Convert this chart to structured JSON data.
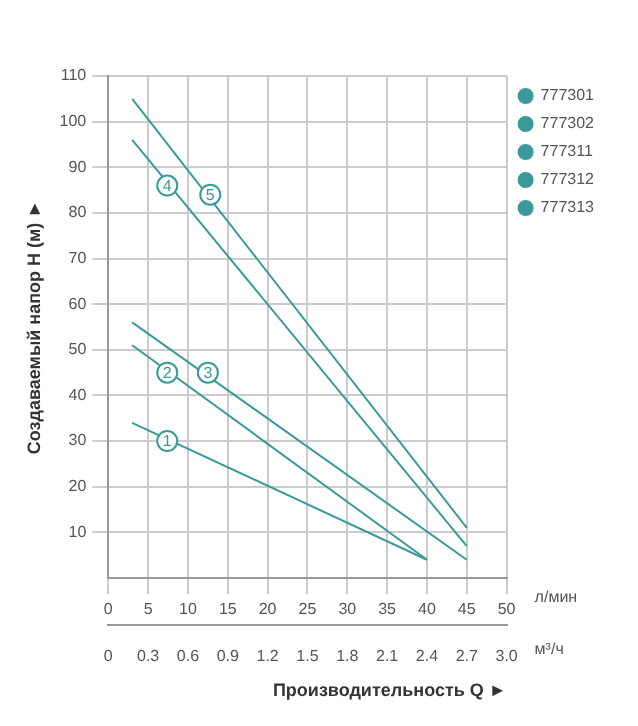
{
  "chart_data": {
    "type": "line",
    "xlabel": "Производительность Q ►",
    "ylabel": "Создаваемый напор H (м) ►",
    "x2label": "м³/ч",
    "xlim": [
      0,
      50
    ],
    "xticks": [
      0,
      5,
      10,
      15,
      20,
      25,
      30,
      35,
      40,
      45,
      50
    ],
    "x2lim": [
      0,
      3.0
    ],
    "x2ticks": [
      0,
      0.3,
      0.6,
      0.9,
      1.2,
      1.5,
      1.8,
      2.1,
      2.4,
      2.7,
      {
        "value": 3.0,
        "label": "3.0"
      }
    ],
    "ylim": [
      0,
      110
    ],
    "yticks": [
      10,
      20,
      30,
      40,
      50,
      60,
      70,
      80,
      90,
      100,
      110
    ],
    "grid": true,
    "legend": "top right",
    "marker": "none",
    "line_style": "solid",
    "series": [
      {
        "name": "777301",
        "color": "#3a9a9a",
        "x": [
          3,
          40
        ],
        "values": [
          34,
          4
        ]
      },
      {
        "name": "777302",
        "color": "#3a9a9a",
        "x": [
          3,
          40
        ],
        "values": [
          51,
          4
        ]
      },
      {
        "name": "777311",
        "color": "#3a9a9a",
        "x": [
          3,
          45
        ],
        "values": [
          56,
          4
        ]
      },
      {
        "name": "777312",
        "color": "#3a9a9a",
        "x": [
          3,
          45
        ],
        "values": [
          96,
          7
        ]
      },
      {
        "name": "777313",
        "color": "#3a9a9a",
        "x": [
          3,
          45
        ],
        "values": [
          105,
          11
        ]
      }
    ],
    "annotations": [
      "л/мин",
      {
        "text": "1",
        "x": 7.4,
        "y": 30
      },
      {
        "text": "2",
        "x": 7.4,
        "y": 45
      },
      {
        "text": "3",
        "x": 12.5,
        "y": 45
      },
      {
        "text": "4",
        "x": 7.4,
        "y": 86
      },
      {
        "text": "5",
        "x": 12.8,
        "y": 84
      }
    ]
  }
}
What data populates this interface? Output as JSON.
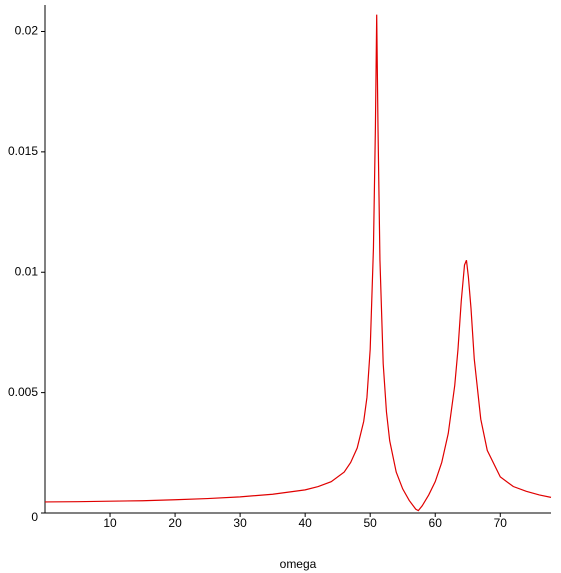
{
  "chart_data": {
    "type": "line",
    "x_label": "omega",
    "x": [
      0,
      5,
      10,
      15,
      20,
      25,
      30,
      35,
      40,
      42,
      44,
      46,
      47,
      48,
      49,
      49.5,
      50,
      50.5,
      50.8,
      51,
      51.2,
      51.5,
      52,
      52.5,
      53,
      54,
      55,
      56,
      57,
      57.4,
      58,
      59,
      60,
      61,
      62,
      63,
      63.5,
      64,
      64.5,
      64.8,
      65.1,
      65.5,
      66,
      67,
      68,
      70,
      72,
      74,
      76,
      77.8
    ],
    "series": [
      {
        "color": "#e00000",
        "values": [
          0.00046,
          0.00047,
          0.00049,
          0.00051,
          0.00055,
          0.0006,
          0.00067,
          0.00078,
          0.00096,
          0.0011,
          0.0013,
          0.0017,
          0.0021,
          0.0027,
          0.0038,
          0.0048,
          0.0068,
          0.011,
          0.016,
          0.0207,
          0.016,
          0.0105,
          0.0062,
          0.0042,
          0.003,
          0.0017,
          0.001,
          0.00052,
          0.00016,
          0.0001,
          0.0003,
          0.00075,
          0.0013,
          0.0021,
          0.0033,
          0.0053,
          0.0068,
          0.0088,
          0.0103,
          0.0105,
          0.0098,
          0.0085,
          0.0064,
          0.0039,
          0.0026,
          0.0015,
          0.0011,
          0.0009,
          0.00075,
          0.00065
        ]
      }
    ],
    "xlim": [
      0,
      77.8
    ],
    "xticks": [
      10,
      20,
      30,
      40,
      50,
      60,
      70
    ],
    "ylim": [
      0,
      0.0211
    ],
    "yticks": [
      0,
      0.005,
      0.01,
      0.015,
      0.02
    ]
  }
}
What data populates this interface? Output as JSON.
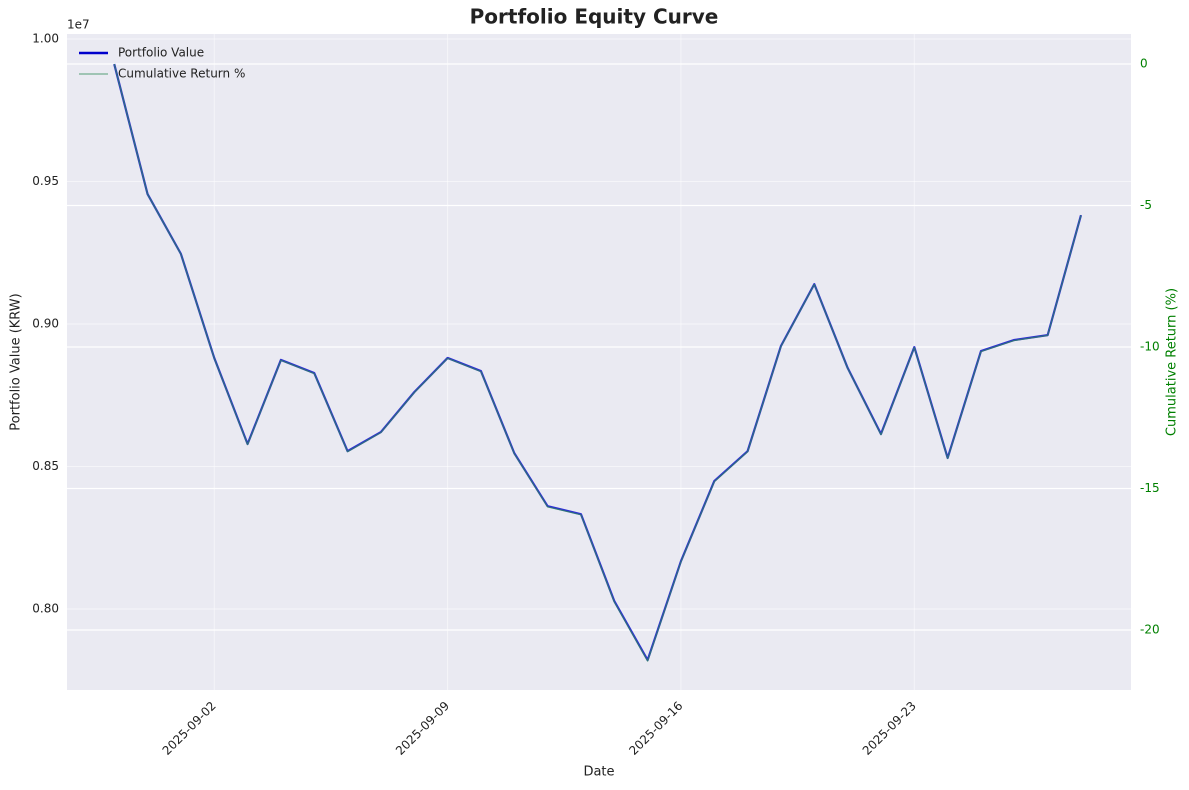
{
  "chart_data": {
    "type": "line",
    "title": "Portfolio Equity Curve",
    "xlabel": "Date",
    "ylabel": "Portfolio Value (KRW)",
    "y2label": "Cumulative Return (%)",
    "y_offset_label": "1e7",
    "x": [
      "2025-08-30",
      "2025-08-31",
      "2025-09-01",
      "2025-09-02",
      "2025-09-03",
      "2025-09-04",
      "2025-09-05",
      "2025-09-06",
      "2025-09-07",
      "2025-09-08",
      "2025-09-09",
      "2025-09-10",
      "2025-09-11",
      "2025-09-12",
      "2025-09-13",
      "2025-09-14",
      "2025-09-15",
      "2025-09-16",
      "2025-09-17",
      "2025-09-18",
      "2025-09-19",
      "2025-09-20",
      "2025-09-21",
      "2025-09-22",
      "2025-09-23",
      "2025-09-24",
      "2025-09-25",
      "2025-09-26",
      "2025-09-27",
      "2025-09-28"
    ],
    "series": [
      {
        "name": "Portfolio Value",
        "color": "#0000cc",
        "axis": "y",
        "values": [
          9912000,
          9456000,
          9246000,
          8881000,
          8579000,
          8874000,
          8828000,
          8554000,
          8621000,
          8761000,
          8881000,
          8835000,
          8547000,
          8361000,
          8333000,
          8028000,
          7821000,
          8168000,
          8449000,
          8554000,
          8923000,
          9140000,
          8846000,
          8614000,
          8919000,
          8530000,
          8905000,
          8944000,
          8961000,
          9382000
        ]
      },
      {
        "name": "Cumulative Return %",
        "color": "#2e8b57",
        "axis": "y2",
        "values": [
          0,
          -4.6,
          -6.72,
          -10.4,
          -13.45,
          -10.47,
          -10.94,
          -13.7,
          -13.02,
          -11.61,
          -10.4,
          -10.87,
          -13.77,
          -15.65,
          -15.93,
          -19.01,
          -21.1,
          -17.59,
          -14.76,
          -13.7,
          -9.98,
          -7.79,
          -10.75,
          -13.1,
          -10.02,
          -13.94,
          -10.16,
          -9.77,
          -9.59,
          -5.35
        ]
      }
    ],
    "xlim": [
      "2025-08-28T14:00",
      "2025-09-29T12:00"
    ],
    "xticks": [
      "2025-09-02",
      "2025-09-09",
      "2025-09-16",
      "2025-09-23"
    ],
    "ylim": [
      7716000,
      10017500
    ],
    "yticks": [
      {
        "value": 8000000,
        "label": "0.80"
      },
      {
        "value": 8500000,
        "label": "0.85"
      },
      {
        "value": 9000000,
        "label": "0.90"
      },
      {
        "value": 9500000,
        "label": "0.95"
      },
      {
        "value": 10000000,
        "label": "1.00"
      }
    ],
    "y2lim": [
      -22.12,
      1.06
    ],
    "y2ticks": [
      -20,
      -15,
      -10,
      -5,
      0
    ],
    "y2_color": "#008000",
    "grid": true,
    "legend": "upper-left"
  }
}
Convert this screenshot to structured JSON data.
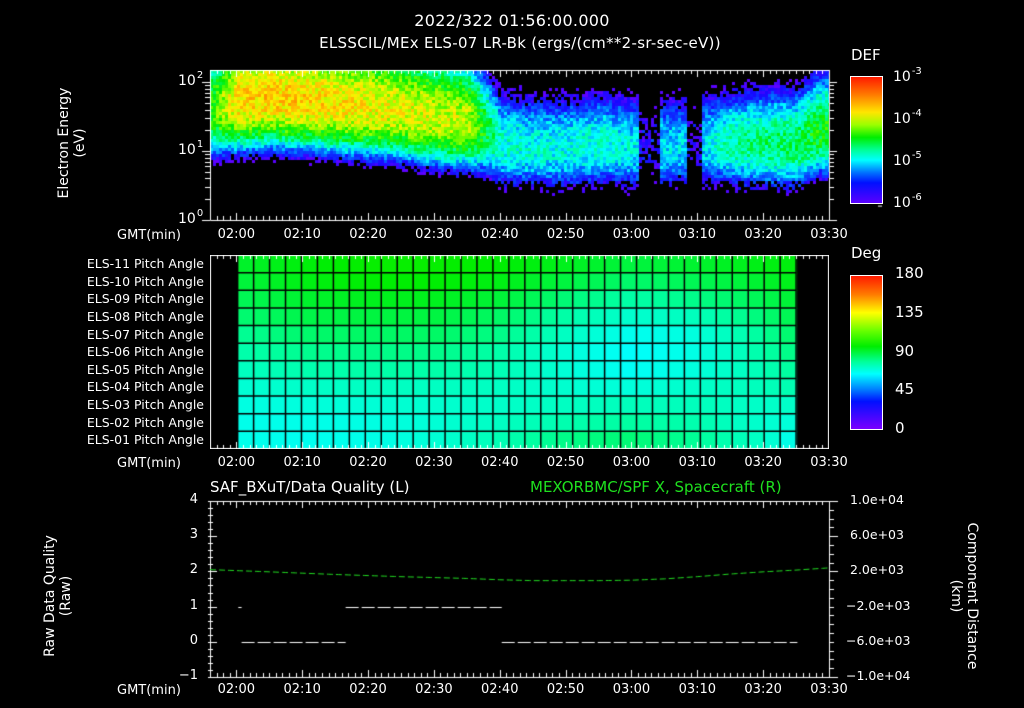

* * * * *

Identify and copy all lines with the word "this".

Convert this chart to structured JSON data.
What data populates this interface? Output as JSON.
What data populates this interface? Output as JSON.
Convert this screenshot to structured JSON data.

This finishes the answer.